◆ Aim ◆
Below is a block of records: output all of them exactly and leave out the pictures.

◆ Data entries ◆
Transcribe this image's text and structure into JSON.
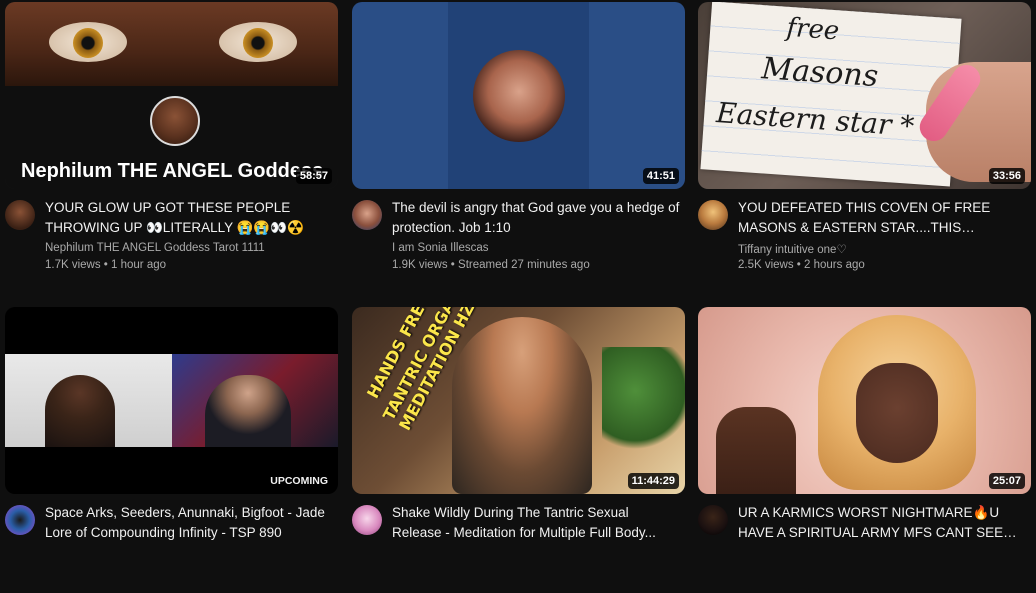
{
  "videos": [
    {
      "title": "YOUR GLOW UP GOT THESE PEOPLE THROWING UP 👀LITERALLY 😭😭👀☢️",
      "channel": "Nephilum THE ANGEL Goddess Tarot 1111",
      "stats": "1.7K views • 1 hour ago",
      "duration": "58:57",
      "thumb_text": "Nephilum THE ANGEL Goddess"
    },
    {
      "title": "The devil is angry that God gave you a hedge of protection. Job 1:10",
      "channel": "I am Sonia Illescas",
      "stats": "1.9K views • Streamed 27 minutes ago",
      "duration": "41:51"
    },
    {
      "title": "YOU DEFEATED THIS COVEN OF FREE MASONS & EASTERN STAR....THIS OCCULT...",
      "channel": "Tiffany intuitive one♡",
      "stats": "2.5K views • 2 hours ago",
      "duration": "33:56",
      "thumb_text": [
        "free",
        "Masons",
        "Eastern star *"
      ]
    },
    {
      "title": "Space Arks, Seeders, Anunnaki, Bigfoot - Jade Lore of Compounding Infinity - TSP 890",
      "badge": "UPCOMING"
    },
    {
      "title": "Shake Wildly During The Tantric Sexual Release - Meditation for Multiple Full Body...",
      "duration": "11:44:29",
      "thumb_text": [
        "HANDS FREE",
        "TANTRIC ORGASM",
        "MEDITATION HZ"
      ]
    },
    {
      "title": "UR A KARMICS WORST NIGHTMARE🔥U HAVE A SPIRITUAL ARMY MFS CANT SEE U...",
      "duration": "25:07"
    }
  ]
}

◆ Expected answer ◆
Transcribe this image's text and structure into JSON.
{
  "videos": [
    {
      "title": "YOUR GLOW UP GOT THESE PEOPLE THROWING UP 👀LITERALLY 😭😭👀☢️",
      "channel": "Nephilum THE ANGEL Goddess Tarot 1111",
      "stats": "1.7K views • 1 hour ago",
      "duration": "58:57",
      "thumb_text": "Nephilum THE ANGEL Goddess"
    },
    {
      "title": "The devil is angry that God gave you a hedge of protection. Job 1:10",
      "channel": "I am Sonia Illescas",
      "stats": "1.9K views • Streamed 27 minutes ago",
      "duration": "41:51"
    },
    {
      "title": "YOU DEFEATED THIS COVEN OF FREE MASONS & EASTERN STAR....THIS OCCULT...",
      "channel": "Tiffany intuitive one♡",
      "stats": "2.5K views • 2 hours ago",
      "duration": "33:56",
      "thumb_text": [
        "free",
        "Masons",
        "Eastern star *"
      ]
    },
    {
      "title": "Space Arks, Seeders, Anunnaki, Bigfoot - Jade Lore of Compounding Infinity - TSP 890",
      "badge": "UPCOMING"
    },
    {
      "title": "Shake Wildly During The Tantric Sexual Release - Meditation for Multiple Full Body...",
      "duration": "11:44:29",
      "thumb_text": [
        "HANDS FREE",
        "TANTRIC ORGASM",
        "MEDITATION HZ"
      ]
    },
    {
      "title": "UR A KARMICS WORST NIGHTMARE🔥U HAVE A SPIRITUAL ARMY MFS CANT SEE U...",
      "duration": "25:07"
    }
  ]
}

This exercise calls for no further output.